Items from a data source
+ + + + +
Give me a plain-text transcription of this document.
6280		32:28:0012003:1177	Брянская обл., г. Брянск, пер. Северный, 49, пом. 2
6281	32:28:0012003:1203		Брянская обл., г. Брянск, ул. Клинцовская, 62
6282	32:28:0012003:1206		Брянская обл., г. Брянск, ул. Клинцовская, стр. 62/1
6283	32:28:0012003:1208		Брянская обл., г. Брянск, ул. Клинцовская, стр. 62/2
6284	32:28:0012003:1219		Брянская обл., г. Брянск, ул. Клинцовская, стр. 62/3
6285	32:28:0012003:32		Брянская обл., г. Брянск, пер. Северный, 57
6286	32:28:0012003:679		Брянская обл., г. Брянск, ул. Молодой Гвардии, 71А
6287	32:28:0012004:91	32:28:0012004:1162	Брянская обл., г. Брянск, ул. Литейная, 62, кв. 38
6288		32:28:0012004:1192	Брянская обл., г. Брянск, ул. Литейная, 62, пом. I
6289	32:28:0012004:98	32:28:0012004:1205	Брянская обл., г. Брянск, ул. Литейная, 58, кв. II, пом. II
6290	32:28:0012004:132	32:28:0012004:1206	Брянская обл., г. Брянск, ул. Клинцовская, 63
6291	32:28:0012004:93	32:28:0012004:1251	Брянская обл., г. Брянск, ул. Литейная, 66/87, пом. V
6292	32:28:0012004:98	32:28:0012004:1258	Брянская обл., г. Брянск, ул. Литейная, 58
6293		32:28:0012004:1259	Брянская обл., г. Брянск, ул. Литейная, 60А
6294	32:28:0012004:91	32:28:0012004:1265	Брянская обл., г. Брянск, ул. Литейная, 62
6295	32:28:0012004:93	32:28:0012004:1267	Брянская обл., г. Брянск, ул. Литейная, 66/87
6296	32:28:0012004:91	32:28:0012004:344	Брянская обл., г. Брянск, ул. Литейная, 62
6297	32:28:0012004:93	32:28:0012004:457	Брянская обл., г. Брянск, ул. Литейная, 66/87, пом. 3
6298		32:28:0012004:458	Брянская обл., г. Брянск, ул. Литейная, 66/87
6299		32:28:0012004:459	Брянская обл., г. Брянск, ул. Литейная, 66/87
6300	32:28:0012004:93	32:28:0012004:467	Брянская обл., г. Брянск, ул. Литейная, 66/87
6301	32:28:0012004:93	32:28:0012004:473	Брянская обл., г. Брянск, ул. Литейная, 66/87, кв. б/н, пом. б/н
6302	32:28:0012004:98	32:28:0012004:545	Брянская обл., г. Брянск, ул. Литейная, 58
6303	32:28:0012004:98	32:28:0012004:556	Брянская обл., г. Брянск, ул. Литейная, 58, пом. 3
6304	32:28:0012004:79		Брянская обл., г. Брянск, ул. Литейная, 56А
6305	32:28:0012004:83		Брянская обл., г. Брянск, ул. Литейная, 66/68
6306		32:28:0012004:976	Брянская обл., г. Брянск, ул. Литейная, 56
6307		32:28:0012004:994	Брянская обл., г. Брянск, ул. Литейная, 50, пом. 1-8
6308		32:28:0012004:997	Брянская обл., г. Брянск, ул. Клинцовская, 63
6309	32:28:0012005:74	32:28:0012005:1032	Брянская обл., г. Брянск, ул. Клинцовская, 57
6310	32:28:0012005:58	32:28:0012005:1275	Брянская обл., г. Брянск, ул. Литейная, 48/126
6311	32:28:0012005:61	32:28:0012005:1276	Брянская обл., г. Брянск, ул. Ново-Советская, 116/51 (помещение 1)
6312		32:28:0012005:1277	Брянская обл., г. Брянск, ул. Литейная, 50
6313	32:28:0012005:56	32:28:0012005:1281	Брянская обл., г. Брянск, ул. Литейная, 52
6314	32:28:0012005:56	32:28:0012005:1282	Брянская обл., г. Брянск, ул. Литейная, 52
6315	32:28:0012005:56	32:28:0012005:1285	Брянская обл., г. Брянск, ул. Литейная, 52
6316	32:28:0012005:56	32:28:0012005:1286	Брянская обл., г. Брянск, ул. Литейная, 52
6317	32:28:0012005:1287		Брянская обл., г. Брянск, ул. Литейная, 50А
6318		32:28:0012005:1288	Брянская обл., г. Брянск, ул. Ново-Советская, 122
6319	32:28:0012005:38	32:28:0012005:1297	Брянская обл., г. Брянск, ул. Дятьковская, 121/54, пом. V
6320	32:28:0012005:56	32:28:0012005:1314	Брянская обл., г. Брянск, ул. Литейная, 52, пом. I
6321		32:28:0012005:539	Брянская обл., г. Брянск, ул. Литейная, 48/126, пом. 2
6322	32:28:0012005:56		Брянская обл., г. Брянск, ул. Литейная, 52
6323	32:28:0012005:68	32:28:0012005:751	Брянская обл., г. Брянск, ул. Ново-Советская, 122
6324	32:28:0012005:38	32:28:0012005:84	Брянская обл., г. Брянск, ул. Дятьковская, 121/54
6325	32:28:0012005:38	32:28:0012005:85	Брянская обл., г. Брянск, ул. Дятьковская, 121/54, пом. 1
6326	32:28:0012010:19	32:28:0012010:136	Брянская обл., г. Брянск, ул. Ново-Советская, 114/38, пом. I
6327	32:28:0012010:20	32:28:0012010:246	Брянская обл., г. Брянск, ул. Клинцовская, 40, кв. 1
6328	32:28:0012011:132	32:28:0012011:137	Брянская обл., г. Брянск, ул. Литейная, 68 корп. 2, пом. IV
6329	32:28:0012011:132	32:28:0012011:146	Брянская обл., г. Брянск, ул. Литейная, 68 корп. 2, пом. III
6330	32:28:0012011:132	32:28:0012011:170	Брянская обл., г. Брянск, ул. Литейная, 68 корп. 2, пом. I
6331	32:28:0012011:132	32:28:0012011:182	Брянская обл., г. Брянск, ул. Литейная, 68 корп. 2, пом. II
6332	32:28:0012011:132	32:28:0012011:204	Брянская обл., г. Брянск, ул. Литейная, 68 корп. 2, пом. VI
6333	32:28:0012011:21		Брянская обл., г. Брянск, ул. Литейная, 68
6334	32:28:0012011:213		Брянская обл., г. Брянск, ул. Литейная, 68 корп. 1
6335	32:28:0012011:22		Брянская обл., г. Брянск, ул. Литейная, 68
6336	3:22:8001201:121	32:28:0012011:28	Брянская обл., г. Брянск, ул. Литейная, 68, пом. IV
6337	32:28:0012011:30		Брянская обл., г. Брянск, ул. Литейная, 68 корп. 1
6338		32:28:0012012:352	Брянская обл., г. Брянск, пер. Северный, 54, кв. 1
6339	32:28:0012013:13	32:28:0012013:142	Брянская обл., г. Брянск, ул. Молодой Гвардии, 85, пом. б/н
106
+ + + + +
▸ **What is expected**:
Each line of the listing should be echoed back exactly.

▸ **Output for this task**:
Give me a plain-text transcription of this document.
6280		32:28:0012003:1177	Брянская обл., г. Брянск, пер. Северный, 49, пом. 2
6281	32:28:0012003:1203		Брянская обл., г. Брянск, ул. Клинцовская, 62
6282	32:28:0012003:1206		Брянская обл., г. Брянск, ул. Клинцовская, стр. 62/1
6283	32:28:0012003:1208		Брянская обл., г. Брянск, ул. Клинцовская, стр. 62/2
6284	32:28:0012003:1219		Брянская обл., г. Брянск, ул. Клинцовская, стр. 62/3
6285	32:28:0012003:32		Брянская обл., г. Брянск, пер. Северный, 57
6286	32:28:0012003:679		Брянская обл., г. Брянск, ул. Молодой Гвардии, 71А
6287	32:28:0012004:91	32:28:0012004:1162	Брянская обл., г. Брянск, ул. Литейная, 62, кв. 38
6288		32:28:0012004:1192	Брянская обл., г. Брянск, ул. Литейная, 62, пом. I
6289	32:28:0012004:98	32:28:0012004:1205	Брянская обл., г. Брянск, ул. Литейная, 58, кв. II, пом. II
6290	32:28:0012004:132	32:28:0012004:1206	Брянская обл., г. Брянск, ул. Клинцовская, 63
6291	32:28:0012004:93	32:28:0012004:1251	Брянская обл., г. Брянск, ул. Литейная, 66/87, пом. V
6292	32:28:0012004:98	32:28:0012004:1258	Брянская обл., г. Брянск, ул. Литейная, 58
6293		32:28:0012004:1259	Брянская обл., г. Брянск, ул. Литейная, 60А
6294	32:28:0012004:91	32:28:0012004:1265	Брянская обл., г. Брянск, ул. Литейная, 62
6295	32:28:0012004:93	32:28:0012004:1267	Брянская обл., г. Брянск, ул. Литейная, 66/87
6296	32:28:0012004:91	32:28:0012004:344	Брянская обл., г. Брянск, ул. Литейная, 62
6297	32:28:0012004:93	32:28:0012004:457	Брянская обл., г. Брянск, ул. Литейная, 66/87, пом. 3
6298		32:28:0012004:458	Брянская обл., г. Брянск, ул. Литейная, 66/87
6299		32:28:0012004:459	Брянская обл., г. Брянск, ул. Литейная, 66/87
6300	32:28:0012004:93	32:28:0012004:467	Брянская обл., г. Брянск, ул. Литейная, 66/87
6301	32:28:0012004:93	32:28:0012004:473	Брянская обл., г. Брянск, ул. Литейная, 66/87, кв. б/н, пом. б/н
6302	32:28:0012004:98	32:28:0012004:545	Брянская обл., г. Брянск, ул. Литейная, 58
6303	32:28:0012004:98	32:28:0012004:556	Брянская обл., г. Брянск, ул. Литейная, 58, пом. 3
6304	32:28:0012004:79		Брянская обл., г. Брянск, ул. Литейная, 56А
6305	32:28:0012004:83		Брянская обл., г. Брянск, ул. Литейная, 66/68
6306		32:28:0012004:976	Брянская обл., г. Брянск, ул. Литейная, 56
6307		32:28:0012004:994	Брянская обл., г. Брянск, ул. Литейная, 50, пом. 1-8
6308		32:28:0012004:997	Брянская обл., г. Брянск, ул. Клинцовская, 63
6309	32:28:0012005:74	32:28:0012005:1032	Брянская обл., г. Брянск, ул. Клинцовская, 57
6310	32:28:0012005:58	32:28:0012005:1275	Брянская обл., г. Брянск, ул. Литейная, 48/126
6311	32:28:0012005:61	32:28:0012005:1276	Брянская обл., г. Брянск, ул. Ново-Советская, 116/51 (помещение 1)
6312		32:28:0012005:1277	Брянская обл., г. Брянск, ул. Литейная, 50
6313	32:28:0012005:56	32:28:0012005:1281	Брянская обл., г. Брянск, ул. Литейная, 52
6314	32:28:0012005:56	32:28:0012005:1282	Брянская обл., г. Брянск, ул. Литейная, 52
6315	32:28:0012005:56	32:28:0012005:1285	Брянская обл., г. Брянск, ул. Литейная, 52
6316	32:28:0012005:56	32:28:0012005:1286	Брянская обл., г. Брянск, ул. Литейная, 52
6317	32:28:0012005:1287		Брянская обл., г. Брянск, ул. Литейная, 50А
6318		32:28:0012005:1288	Брянская обл., г. Брянск, ул. Ново-Советская, 122
6319	32:28:0012005:38	32:28:0012005:1297	Брянская обл., г. Брянск, ул. Дятьковская, 121/54, пом. V
6320	32:28:0012005:56	32:28:0012005:1314	Брянская обл., г. Брянск, ул. Литейная, 52, пом. I
6321		32:28:0012005:539	Брянская обл., г. Брянск, ул. Литейная, 48/126, пом. 2
6322	32:28:0012005:56		Брянская обл., г. Брянск, ул. Литейная, 52
6323	32:28:0012005:68	32:28:0012005:751	Брянская обл., г. Брянск, ул. Ново-Советская, 122
6324	32:28:0012005:38	32:28:0012005:84	Брянская обл., г. Брянск, ул. Дятьковская, 121/54
6325	32:28:0012005:38	32:28:0012005:85	Брянская обл., г. Брянск, ул. Дятьковская, 121/54, пом. 1
6326	32:28:0012010:19	32:28:0012010:136	Брянская обл., г. Брянск, ул. Ново-Советская, 114/38, пом. I
6327	32:28:0012010:20	32:28:0012010:246	Брянская обл., г. Брянск, ул. Клинцовская, 40, кв. 1
6328	32:28:0012011:132	32:28:0012011:137	Брянская обл., г. Брянск, ул. Литейная, 68 корп. 2, пом. IV
6329	32:28:0012011:132	32:28:0012011:146	Брянская обл., г. Брянск, ул. Литейная, 68 корп. 2, пом. III
6330	32:28:0012011:132	32:28:0012011:170	Брянская обл., г. Брянск, ул. Литейная, 68 корп. 2, пом. I
6331	32:28:0012011:132	32:28:0012011:182	Брянская обл., г. Брянск, ул. Литейная, 68 корп. 2, пом. II
6332	32:28:0012011:132	32:28:0012011:204	Брянская обл., г. Брянск, ул. Литейная, 68 корп. 2, пом. VI
6333	32:28:0012011:21		Брянская обл., г. Брянск, ул. Литейная, 68
6334	32:28:0012011:213		Брянская обл., г. Брянск, ул. Литейная, 68 корп. 1
6335	32:28:0012011:22		Брянская обл., г. Брянск, ул. Литейная, 68
6336	3:22:8001201:121	32:28:0012011:28	Брянская обл., г. Брянск, ул. Литейная, 68, пом. IV
6337	32:28:0012011:30		Брянская обл., г. Брянск, ул. Литейная, 68 корп. 1
6338		32:28:0012012:352	Брянская обл., г. Брянск, пер. Северный, 54, кв. 1
6339	32:28:0012013:13	32:28:0012013:142	Брянская обл., г. Брянск, ул. Молодой Гвардии, 85, пом. б/н
106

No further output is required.